So if a large company should decide to buy the idea would I then get the patent or sell them the idea without it?


----------



## Garboman (Jul 22, 2010)

solid7 said:


> Well, let's put it this way... Your best bet would be to try to market this idea to someone who has the resources to actually market it and warranty it, yes. But it doesn't stop there. When you present your idea, you have to be prepared for their criticisms, and possibly rejection. And if nobody with the capital to put your product into production is willing to take on the risk, then ultimately, you have to accept the realities of the situation. With that in mind, if a company with resources doesn't feel that a product is worth the risk, or that it isn't marketable, then you have to believe that it would be an unmitigated disaster for a smaller entity. (and it often is - I can tell you horror stories of people losing money, homes, wives, etc)
> 
> Your first course of action should NEVER be a patent lawyer. They want your $, and will make sure that you get a patent, whether it's by clever re-wording, or outright falsification of the product description. Most patented products will never go to market, and these clever fellas know this. But they get paid, even if you don't. There are other protections available if you have a product that you want to try to market. Most parties - patent or not - will get a Non Disclosure Agreement (NDA) signed, and make an initial disclosure. It's a document that will attest to the fact that your idea has been shared, it's time stamped, and it costs absolutely nothing. (except maybe drawing up the document, should you choose not to use an existing template) Your patent becomes worth its weight in gold when your product proves marketable and profitable. It keeps everyone honest. Except for the Chinese, but I digress...


How about just going fishing with your boat and enjoying it?

If you want to put effort into making a great deal of money, go to Law School and become a Patent Attorney


----------



## solid7 (Dec 31, 2010)

You can sell an idea without a patent. If you sell an idea for a lump sum, no patent required. (this has been done many times) Maybe necessary if you could make continuous royalties, or if you planned on making the product yourself, maintaining full control. (especially where you have competition and/or vendors who might pilfer your idea) But you really need to acquaint yourself with the process of "disclosing" your idea. Publicly, or otherwise. 

Here is a really good article to begin with. It's no nonsense, and while it doesn't get too detailed, it may help you realize what you're up against.

http://www.businessweek.com/stories/2006-01-31/when-do-you-really-need-a-patent

Patent = money. There is nothing about having a patent that doesn't involve a significant amount of money. Typically, a patent defense case is viewed with a $10K minimum. (to retain the lawyer, and assuming that it's a local venue) So if you aren't making alot of sales, why the patent?


----------



## wvsaltwaterjunky (May 23, 2011)

Garboman said:


> How about just going fishing with your boat and enjoying it?

= = = = = = =

■ **CHALLENGE 1**: Reproduce the passage of the patent thread starting with "Here is a really" and going on through "(May 23, 2011)".
■ **CHALLENGE 2**: In the patent thread, what is the typical minimum cost of a patent defense case?
■ **CHALLENGE 3**: Do these statements agree with the patent thread? Answer yes or no for each, and quote the words that decide it. (a) Selling an idea for a lump sum requires a patent. (b) Getting a Non Disclosure Agreement signed costs nothing, apart from possibly drawing up the document. (c) Most patented products eventually go to market.
The records have no connection to the patent thread.

■ **INFORMATION PROVIDED**:
= = = = = = =

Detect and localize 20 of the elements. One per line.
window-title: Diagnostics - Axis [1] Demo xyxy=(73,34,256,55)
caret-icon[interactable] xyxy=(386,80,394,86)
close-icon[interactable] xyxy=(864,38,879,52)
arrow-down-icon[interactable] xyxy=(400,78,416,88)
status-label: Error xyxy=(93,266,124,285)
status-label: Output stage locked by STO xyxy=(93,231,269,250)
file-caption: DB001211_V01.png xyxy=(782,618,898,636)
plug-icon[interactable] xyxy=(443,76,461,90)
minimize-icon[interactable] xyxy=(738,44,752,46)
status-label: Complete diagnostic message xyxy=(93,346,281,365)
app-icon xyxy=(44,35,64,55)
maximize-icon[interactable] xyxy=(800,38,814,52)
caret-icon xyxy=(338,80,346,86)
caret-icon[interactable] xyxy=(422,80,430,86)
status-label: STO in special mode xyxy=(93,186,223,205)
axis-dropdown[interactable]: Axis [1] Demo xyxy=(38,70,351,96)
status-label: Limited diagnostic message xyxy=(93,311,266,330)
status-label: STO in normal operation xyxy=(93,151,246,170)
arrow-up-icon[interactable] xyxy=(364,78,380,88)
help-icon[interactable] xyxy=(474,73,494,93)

= = = = = = =

■ **WORKED ANSWER 1**:
Here is a really good article to begin with. It's no nonsense, and while it doesn't get too detailed, it may help you realize what you're up against.

http://www.businessweek.com/stories/2006-01-31/when-do-you-really-need-a-patent

Patent = money. There is nothing about having a patent that doesn't involve a significant amount of money. Typically, a patent defense case is viewed with a $10K minimum. (to retain the lawyer, and assuming that it's a local venue) So if you aren't making alot of sales, why the patent?


----------



## wvsaltwaterjunky (May 23, 2011)

■ **WORKED ANSWER 2**: $10K, to retain the lawyer, assuming a local venue.

■ **WORKED ANSWER 3**:
(a) No: "If you sell an idea for a lump sum, no patent required."
(b) Yes: "it costs absolutely nothing. (except maybe drawing up the document, should you choose not to use an existing template)"
(c) No: "Most patented products will never go to market"